(YOUR GOAL): Leave the pictures out and print every record below exactly as it stands.

*** RECORDS ***

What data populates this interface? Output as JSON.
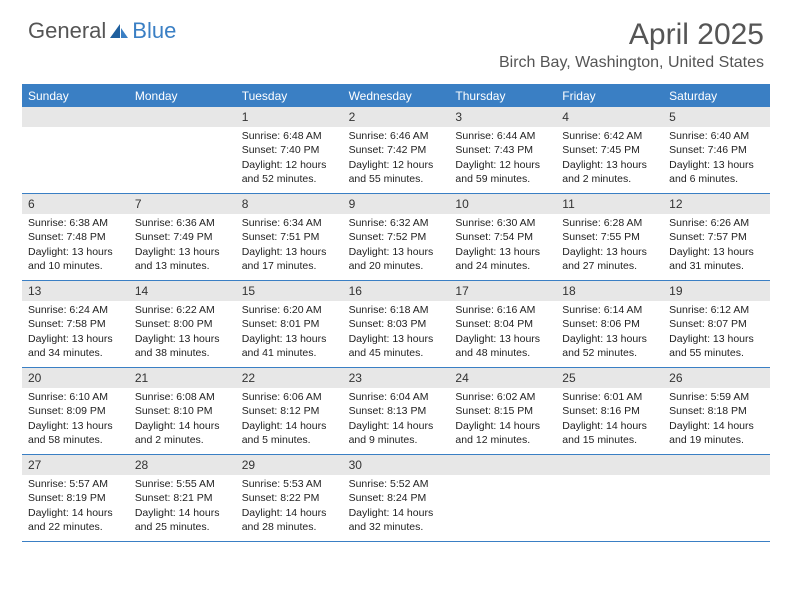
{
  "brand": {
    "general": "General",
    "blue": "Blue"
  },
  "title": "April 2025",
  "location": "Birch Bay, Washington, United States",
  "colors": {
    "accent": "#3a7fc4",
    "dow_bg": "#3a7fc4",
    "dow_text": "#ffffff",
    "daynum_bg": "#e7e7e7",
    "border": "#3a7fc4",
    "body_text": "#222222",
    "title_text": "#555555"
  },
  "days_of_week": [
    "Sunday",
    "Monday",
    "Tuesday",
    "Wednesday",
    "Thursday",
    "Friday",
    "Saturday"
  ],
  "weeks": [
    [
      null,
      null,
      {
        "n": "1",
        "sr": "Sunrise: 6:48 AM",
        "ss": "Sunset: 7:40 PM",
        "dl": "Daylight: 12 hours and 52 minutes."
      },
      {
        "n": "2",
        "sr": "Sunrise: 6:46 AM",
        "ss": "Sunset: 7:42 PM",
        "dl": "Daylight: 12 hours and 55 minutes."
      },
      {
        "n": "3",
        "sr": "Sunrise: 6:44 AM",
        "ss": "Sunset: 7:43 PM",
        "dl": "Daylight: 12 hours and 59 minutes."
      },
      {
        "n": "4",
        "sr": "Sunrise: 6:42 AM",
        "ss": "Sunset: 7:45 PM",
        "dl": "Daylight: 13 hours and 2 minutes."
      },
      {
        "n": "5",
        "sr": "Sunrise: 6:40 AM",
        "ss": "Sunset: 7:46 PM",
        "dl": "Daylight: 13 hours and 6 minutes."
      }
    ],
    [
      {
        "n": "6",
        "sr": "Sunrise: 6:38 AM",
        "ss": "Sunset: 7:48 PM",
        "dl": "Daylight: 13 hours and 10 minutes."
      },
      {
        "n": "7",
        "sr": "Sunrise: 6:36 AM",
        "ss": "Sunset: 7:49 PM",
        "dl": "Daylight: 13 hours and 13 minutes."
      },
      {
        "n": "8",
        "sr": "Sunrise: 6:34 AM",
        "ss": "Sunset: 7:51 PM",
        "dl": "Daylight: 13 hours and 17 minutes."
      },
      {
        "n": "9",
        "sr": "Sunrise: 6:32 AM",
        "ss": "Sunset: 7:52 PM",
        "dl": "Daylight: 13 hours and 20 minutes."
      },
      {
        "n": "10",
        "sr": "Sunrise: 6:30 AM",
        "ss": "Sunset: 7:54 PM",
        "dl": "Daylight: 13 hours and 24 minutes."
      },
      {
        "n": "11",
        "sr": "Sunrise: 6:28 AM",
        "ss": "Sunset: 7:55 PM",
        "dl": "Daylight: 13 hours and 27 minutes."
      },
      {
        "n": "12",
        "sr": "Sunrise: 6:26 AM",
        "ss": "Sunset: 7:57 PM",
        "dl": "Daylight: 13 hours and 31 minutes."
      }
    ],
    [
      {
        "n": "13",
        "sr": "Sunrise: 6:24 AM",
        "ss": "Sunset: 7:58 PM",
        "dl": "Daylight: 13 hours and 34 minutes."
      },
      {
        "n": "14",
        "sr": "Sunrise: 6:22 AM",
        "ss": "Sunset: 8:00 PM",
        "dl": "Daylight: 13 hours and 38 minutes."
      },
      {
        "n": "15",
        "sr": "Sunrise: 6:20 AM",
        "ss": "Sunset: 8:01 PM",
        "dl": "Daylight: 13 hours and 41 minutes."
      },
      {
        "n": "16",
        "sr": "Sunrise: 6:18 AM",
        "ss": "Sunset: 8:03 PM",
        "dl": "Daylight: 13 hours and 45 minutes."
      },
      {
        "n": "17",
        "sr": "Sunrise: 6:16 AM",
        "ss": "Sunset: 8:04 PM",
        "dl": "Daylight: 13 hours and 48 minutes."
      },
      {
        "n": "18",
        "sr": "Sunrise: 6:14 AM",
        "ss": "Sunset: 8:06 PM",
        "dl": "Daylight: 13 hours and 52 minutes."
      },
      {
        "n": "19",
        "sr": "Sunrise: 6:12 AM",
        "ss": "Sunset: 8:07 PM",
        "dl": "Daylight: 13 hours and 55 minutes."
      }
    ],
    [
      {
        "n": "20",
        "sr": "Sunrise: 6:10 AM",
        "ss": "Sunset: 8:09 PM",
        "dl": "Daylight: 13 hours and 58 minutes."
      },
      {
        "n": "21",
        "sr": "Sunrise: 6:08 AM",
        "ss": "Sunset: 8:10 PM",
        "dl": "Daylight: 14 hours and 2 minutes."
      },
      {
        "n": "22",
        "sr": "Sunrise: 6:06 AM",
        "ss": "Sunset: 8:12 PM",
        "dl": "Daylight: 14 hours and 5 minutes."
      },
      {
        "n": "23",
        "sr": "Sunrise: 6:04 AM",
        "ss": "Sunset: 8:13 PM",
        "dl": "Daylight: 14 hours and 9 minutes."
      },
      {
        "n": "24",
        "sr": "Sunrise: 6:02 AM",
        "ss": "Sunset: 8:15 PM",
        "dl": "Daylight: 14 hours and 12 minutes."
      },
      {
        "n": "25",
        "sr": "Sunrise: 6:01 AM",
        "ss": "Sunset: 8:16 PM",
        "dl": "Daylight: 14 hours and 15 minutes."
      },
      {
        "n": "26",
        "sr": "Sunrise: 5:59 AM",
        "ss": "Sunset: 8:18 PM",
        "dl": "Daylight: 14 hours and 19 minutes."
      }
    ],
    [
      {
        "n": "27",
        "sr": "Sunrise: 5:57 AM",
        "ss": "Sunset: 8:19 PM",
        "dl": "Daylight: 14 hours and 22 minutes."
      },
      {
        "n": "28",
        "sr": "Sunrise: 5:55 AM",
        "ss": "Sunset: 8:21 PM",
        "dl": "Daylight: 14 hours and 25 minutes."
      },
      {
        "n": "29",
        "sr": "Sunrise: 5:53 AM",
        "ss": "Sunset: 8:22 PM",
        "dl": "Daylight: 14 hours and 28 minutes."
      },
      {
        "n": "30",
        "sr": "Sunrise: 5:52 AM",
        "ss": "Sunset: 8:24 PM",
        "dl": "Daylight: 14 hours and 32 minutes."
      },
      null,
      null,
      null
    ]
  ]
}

***

(REPLY):
What data populates this interface? Output as JSON.
{
  "brand": {
    "general": "General",
    "blue": "Blue"
  },
  "title": "April 2025",
  "location": "Birch Bay, Washington, United States",
  "colors": {
    "accent": "#3a7fc4",
    "dow_bg": "#3a7fc4",
    "dow_text": "#ffffff",
    "daynum_bg": "#e7e7e7",
    "border": "#3a7fc4",
    "body_text": "#222222",
    "title_text": "#555555"
  },
  "days_of_week": [
    "Sunday",
    "Monday",
    "Tuesday",
    "Wednesday",
    "Thursday",
    "Friday",
    "Saturday"
  ],
  "weeks": [
    [
      null,
      null,
      {
        "n": "1",
        "sr": "Sunrise: 6:48 AM",
        "ss": "Sunset: 7:40 PM",
        "dl": "Daylight: 12 hours and 52 minutes."
      },
      {
        "n": "2",
        "sr": "Sunrise: 6:46 AM",
        "ss": "Sunset: 7:42 PM",
        "dl": "Daylight: 12 hours and 55 minutes."
      },
      {
        "n": "3",
        "sr": "Sunrise: 6:44 AM",
        "ss": "Sunset: 7:43 PM",
        "dl": "Daylight: 12 hours and 59 minutes."
      },
      {
        "n": "4",
        "sr": "Sunrise: 6:42 AM",
        "ss": "Sunset: 7:45 PM",
        "dl": "Daylight: 13 hours and 2 minutes."
      },
      {
        "n": "5",
        "sr": "Sunrise: 6:40 AM",
        "ss": "Sunset: 7:46 PM",
        "dl": "Daylight: 13 hours and 6 minutes."
      }
    ],
    [
      {
        "n": "6",
        "sr": "Sunrise: 6:38 AM",
        "ss": "Sunset: 7:48 PM",
        "dl": "Daylight: 13 hours and 10 minutes."
      },
      {
        "n": "7",
        "sr": "Sunrise: 6:36 AM",
        "ss": "Sunset: 7:49 PM",
        "dl": "Daylight: 13 hours and 13 minutes."
      },
      {
        "n": "8",
        "sr": "Sunrise: 6:34 AM",
        "ss": "Sunset: 7:51 PM",
        "dl": "Daylight: 13 hours and 17 minutes."
      },
      {
        "n": "9",
        "sr": "Sunrise: 6:32 AM",
        "ss": "Sunset: 7:52 PM",
        "dl": "Daylight: 13 hours and 20 minutes."
      },
      {
        "n": "10",
        "sr": "Sunrise: 6:30 AM",
        "ss": "Sunset: 7:54 PM",
        "dl": "Daylight: 13 hours and 24 minutes."
      },
      {
        "n": "11",
        "sr": "Sunrise: 6:28 AM",
        "ss": "Sunset: 7:55 PM",
        "dl": "Daylight: 13 hours and 27 minutes."
      },
      {
        "n": "12",
        "sr": "Sunrise: 6:26 AM",
        "ss": "Sunset: 7:57 PM",
        "dl": "Daylight: 13 hours and 31 minutes."
      }
    ],
    [
      {
        "n": "13",
        "sr": "Sunrise: 6:24 AM",
        "ss": "Sunset: 7:58 PM",
        "dl": "Daylight: 13 hours and 34 minutes."
      },
      {
        "n": "14",
        "sr": "Sunrise: 6:22 AM",
        "ss": "Sunset: 8:00 PM",
        "dl": "Daylight: 13 hours and 38 minutes."
      },
      {
        "n": "15",
        "sr": "Sunrise: 6:20 AM",
        "ss": "Sunset: 8:01 PM",
        "dl": "Daylight: 13 hours and 41 minutes."
      },
      {
        "n": "16",
        "sr": "Sunrise: 6:18 AM",
        "ss": "Sunset: 8:03 PM",
        "dl": "Daylight: 13 hours and 45 minutes."
      },
      {
        "n": "17",
        "sr": "Sunrise: 6:16 AM",
        "ss": "Sunset: 8:04 PM",
        "dl": "Daylight: 13 hours and 48 minutes."
      },
      {
        "n": "18",
        "sr": "Sunrise: 6:14 AM",
        "ss": "Sunset: 8:06 PM",
        "dl": "Daylight: 13 hours and 52 minutes."
      },
      {
        "n": "19",
        "sr": "Sunrise: 6:12 AM",
        "ss": "Sunset: 8:07 PM",
        "dl": "Daylight: 13 hours and 55 minutes."
      }
    ],
    [
      {
        "n": "20",
        "sr": "Sunrise: 6:10 AM",
        "ss": "Sunset: 8:09 PM",
        "dl": "Daylight: 13 hours and 58 minutes."
      },
      {
        "n": "21",
        "sr": "Sunrise: 6:08 AM",
        "ss": "Sunset: 8:10 PM",
        "dl": "Daylight: 14 hours and 2 minutes."
      },
      {
        "n": "22",
        "sr": "Sunrise: 6:06 AM",
        "ss": "Sunset: 8:12 PM",
        "dl": "Daylight: 14 hours and 5 minutes."
      },
      {
        "n": "23",
        "sr": "Sunrise: 6:04 AM",
        "ss": "Sunset: 8:13 PM",
        "dl": "Daylight: 14 hours and 9 minutes."
      },
      {
        "n": "24",
        "sr": "Sunrise: 6:02 AM",
        "ss": "Sunset: 8:15 PM",
        "dl": "Daylight: 14 hours and 12 minutes."
      },
      {
        "n": "25",
        "sr": "Sunrise: 6:01 AM",
        "ss": "Sunset: 8:16 PM",
        "dl": "Daylight: 14 hours and 15 minutes."
      },
      {
        "n": "26",
        "sr": "Sunrise: 5:59 AM",
        "ss": "Sunset: 8:18 PM",
        "dl": "Daylight: 14 hours and 19 minutes."
      }
    ],
    [
      {
        "n": "27",
        "sr": "Sunrise: 5:57 AM",
        "ss": "Sunset: 8:19 PM",
        "dl": "Daylight: 14 hours and 22 minutes."
      },
      {
        "n": "28",
        "sr": "Sunrise: 5:55 AM",
        "ss": "Sunset: 8:21 PM",
        "dl": "Daylight: 14 hours and 25 minutes."
      },
      {
        "n": "29",
        "sr": "Sunrise: 5:53 AM",
        "ss": "Sunset: 8:22 PM",
        "dl": "Daylight: 14 hours and 28 minutes."
      },
      {
        "n": "30",
        "sr": "Sunrise: 5:52 AM",
        "ss": "Sunset: 8:24 PM",
        "dl": "Daylight: 14 hours and 32 minutes."
      },
      null,
      null,
      null
    ]
  ]
}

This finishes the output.